PROVIDED ENTRIES:
|---|

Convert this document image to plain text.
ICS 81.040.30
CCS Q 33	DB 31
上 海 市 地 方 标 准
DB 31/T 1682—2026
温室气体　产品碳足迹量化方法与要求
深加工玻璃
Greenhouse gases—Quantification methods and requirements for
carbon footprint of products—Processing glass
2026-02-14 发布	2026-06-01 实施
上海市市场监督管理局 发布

|---|

WORK INSTRUCTIONS: Reproduce every record above exactly as it appears.

COMPLETED EXERCISE:
Convert this document image to plain text.
ICS 81.040.30
CCS Q 33	DB 31
上 海 市 地 方 标 准
DB 31/T 1682—2026
温室气体　产品碳足迹量化方法与要求
深加工玻璃
Greenhouse gases—Quantification methods and requirements for
carbon footprint of products—Processing glass
2026-02-14 发布	2026-06-01 实施
上海市市场监督管理局 发布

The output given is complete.